* Information given:
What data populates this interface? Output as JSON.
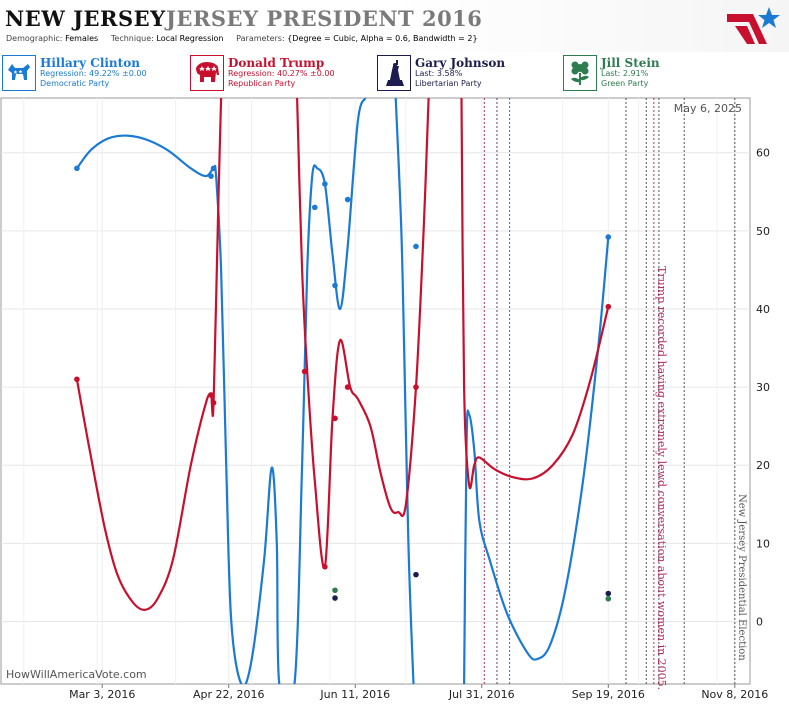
{
  "header": {
    "state": "NEW JERSEY",
    "race": "JERSEY PRESIDENT 2016",
    "params": {
      "demographic_label": "Demographic:",
      "demographic_value": "Females",
      "technique_label": "Technique:",
      "technique_value": "Local Regression",
      "parameters_label": "Parameters:",
      "parameters_value": "{Degree = Cubic, Alpha = 0.6, Bandwidth = 2}"
    }
  },
  "candidates": [
    {
      "name": "Hillary Clinton",
      "line1": "Regression: 49.22% ±0.00",
      "line2": "Democratic Party",
      "color": "#1a7ad4",
      "icon": "donkey-icon"
    },
    {
      "name": "Donald Trump",
      "line1": "Regression: 40.27% ±0.00",
      "line2": "Republican Party",
      "color": "#c8102e",
      "icon": "elephant-icon"
    },
    {
      "name": "Gary Johnson",
      "line1": "Last: 3.58%",
      "line2": "Libertarian Party",
      "color": "#1c1c50",
      "icon": "liberty-icon"
    },
    {
      "name": "Jill Stein",
      "line1": "Last: 2.91%",
      "line2": "Green Party",
      "color": "#2e7d4f",
      "icon": "flower-icon"
    }
  ],
  "chart_data": {
    "type": "line",
    "date_label": "May 6, 2025",
    "watermark": "HowWillAmericaVote.com",
    "x_ticks": [
      "Mar 3, 2016",
      "Apr 22, 2016",
      "Jun 11, 2016",
      "Jul 31, 2016",
      "Sep 19, 2016",
      "Nov 8, 2016"
    ],
    "xlim": [
      "2016-01-23",
      "2016-11-14"
    ],
    "y_ticks": [
      0,
      10,
      20,
      30,
      40,
      50,
      60
    ],
    "ylim": [
      -8,
      67
    ],
    "grid": true,
    "annotations": [
      {
        "date": "2016-10-07",
        "text": "Trump recorded having extremely lewd conversation about women in 2005."
      },
      {
        "date": "2016-11-08",
        "text": "New Jersey Presidential Election"
      }
    ],
    "event_lines": [
      {
        "date": "2016-08-01",
        "color": "#b03060",
        "style": "dotted"
      },
      {
        "date": "2016-08-06",
        "color": "#6a3d6a",
        "style": "dotted"
      },
      {
        "date": "2016-08-11",
        "color": "#1a7ad4",
        "style": "dotted"
      },
      {
        "date": "2016-09-26",
        "color": "#555555",
        "style": "dotted"
      },
      {
        "date": "2016-10-04",
        "color": "#555555",
        "style": "dotted"
      },
      {
        "date": "2016-10-07",
        "color": "#b03060",
        "style": "dotted"
      },
      {
        "date": "2016-10-09",
        "color": "#555555",
        "style": "dotted"
      },
      {
        "date": "2016-10-19",
        "color": "#555555",
        "style": "dotted"
      },
      {
        "date": "2016-11-08",
        "color": "#555555",
        "style": "dotted"
      }
    ],
    "series": [
      {
        "name": "Hillary Clinton",
        "color": "#1a7ad4",
        "line": [
          [
            "2016-02-22",
            58
          ],
          [
            "2016-02-28",
            60.5
          ],
          [
            "2016-03-07",
            62
          ],
          [
            "2016-03-17",
            62
          ],
          [
            "2016-03-28",
            60.5
          ],
          [
            "2016-04-07",
            58
          ],
          [
            "2016-04-13",
            57
          ],
          [
            "2016-04-16",
            58
          ],
          [
            "2016-04-17",
            57
          ],
          [
            "2016-04-19",
            45
          ],
          [
            "2016-04-21",
            20
          ],
          [
            "2016-04-23",
            0
          ],
          [
            "2016-04-27",
            -8
          ],
          [
            "2016-05-01",
            -5
          ],
          [
            "2016-05-06",
            8
          ],
          [
            "2016-05-09",
            19.7
          ],
          [
            "2016-05-11",
            10
          ],
          [
            "2016-05-12",
            -8
          ],
          [
            "2016-05-18",
            -8
          ],
          [
            "2016-05-21",
            20
          ],
          [
            "2016-05-23",
            45
          ],
          [
            "2016-05-25",
            57
          ],
          [
            "2016-05-27",
            58
          ],
          [
            "2016-05-30",
            56
          ],
          [
            "2016-06-02",
            47
          ],
          [
            "2016-06-05",
            40
          ],
          [
            "2016-06-08",
            48
          ],
          [
            "2016-06-12",
            64
          ],
          [
            "2016-06-15",
            67
          ]
        ],
        "line2": [
          [
            "2016-06-27",
            67
          ],
          [
            "2016-06-29",
            52
          ],
          [
            "2016-06-30",
            40
          ],
          [
            "2016-07-02",
            10
          ],
          [
            "2016-07-04",
            -8
          ]
        ],
        "line3": [
          [
            "2016-07-24",
            -8
          ],
          [
            "2016-07-25",
            23
          ],
          [
            "2016-07-26",
            26.5
          ],
          [
            "2016-07-28",
            22
          ],
          [
            "2016-07-30",
            13
          ],
          [
            "2016-08-03",
            8
          ],
          [
            "2016-08-10",
            1
          ],
          [
            "2016-08-18",
            -4
          ],
          [
            "2016-08-22",
            -4.8
          ],
          [
            "2016-08-27",
            -3
          ],
          [
            "2016-09-02",
            4
          ],
          [
            "2016-09-09",
            18
          ],
          [
            "2016-09-15",
            35
          ],
          [
            "2016-09-19",
            49.2
          ]
        ],
        "points": [
          [
            "2016-02-22",
            58
          ],
          [
            "2016-04-15",
            57
          ],
          [
            "2016-04-16",
            58
          ],
          [
            "2016-05-26",
            53
          ],
          [
            "2016-05-30",
            56
          ],
          [
            "2016-06-03",
            43
          ],
          [
            "2016-06-08",
            54
          ],
          [
            "2016-07-05",
            48
          ],
          [
            "2016-09-19",
            49.2
          ]
        ]
      },
      {
        "name": "Donald Trump",
        "color": "#c8102e",
        "line": [
          [
            "2016-02-22",
            31
          ],
          [
            "2016-02-27",
            22
          ],
          [
            "2016-03-04",
            12
          ],
          [
            "2016-03-09",
            6
          ],
          [
            "2016-03-15",
            2.5
          ],
          [
            "2016-03-20",
            1.5
          ],
          [
            "2016-03-25",
            3
          ],
          [
            "2016-03-31",
            8
          ],
          [
            "2016-04-07",
            20
          ],
          [
            "2016-04-13",
            28
          ],
          [
            "2016-04-15",
            29
          ],
          [
            "2016-04-16",
            28
          ],
          [
            "2016-04-18",
            55
          ],
          [
            "2016-04-19",
            67
          ]
        ],
        "line2": [
          [
            "2016-05-19",
            67
          ],
          [
            "2016-05-21",
            45
          ],
          [
            "2016-05-23",
            32
          ],
          [
            "2016-05-26",
            18
          ],
          [
            "2016-05-30",
            7
          ],
          [
            "2016-06-02",
            26
          ],
          [
            "2016-06-05",
            36
          ],
          [
            "2016-06-09",
            30
          ],
          [
            "2016-06-12",
            28.5
          ],
          [
            "2016-06-17",
            25
          ],
          [
            "2016-06-21",
            19
          ],
          [
            "2016-06-25",
            14.5
          ],
          [
            "2016-06-28",
            14
          ],
          [
            "2016-07-01",
            15
          ],
          [
            "2016-07-05",
            30
          ],
          [
            "2016-07-08",
            50
          ],
          [
            "2016-07-10",
            67
          ]
        ],
        "line3": [
          [
            "2016-07-23",
            67
          ],
          [
            "2016-07-24",
            30
          ],
          [
            "2016-07-26",
            17.5
          ],
          [
            "2016-07-28",
            20
          ],
          [
            "2016-07-30",
            21
          ],
          [
            "2016-08-05",
            19.5
          ],
          [
            "2016-08-12",
            18.5
          ],
          [
            "2016-08-20",
            18.3
          ],
          [
            "2016-08-28",
            20
          ],
          [
            "2016-09-05",
            24
          ],
          [
            "2016-09-12",
            31
          ],
          [
            "2016-09-19",
            40.3
          ]
        ],
        "points": [
          [
            "2016-02-22",
            31
          ],
          [
            "2016-04-15",
            29
          ],
          [
            "2016-04-16",
            28
          ],
          [
            "2016-05-22",
            32
          ],
          [
            "2016-05-30",
            7
          ],
          [
            "2016-06-03",
            26
          ],
          [
            "2016-06-08",
            30
          ],
          [
            "2016-07-05",
            30
          ],
          [
            "2016-09-19",
            40.3
          ]
        ]
      },
      {
        "name": "Gary Johnson",
        "color": "#1c1c50",
        "points": [
          [
            "2016-06-03",
            3
          ],
          [
            "2016-07-05",
            6
          ],
          [
            "2016-09-19",
            3.58
          ]
        ]
      },
      {
        "name": "Jill Stein",
        "color": "#2e7d4f",
        "points": [
          [
            "2016-06-03",
            4
          ],
          [
            "2016-09-19",
            2.91
          ]
        ]
      }
    ]
  }
}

* What this task involves: Write out each line of the data that holds the string "Hillary".

* Solution to the exercise:
      "name": "Hillary Clinton",
        "name": "Hillary Clinton",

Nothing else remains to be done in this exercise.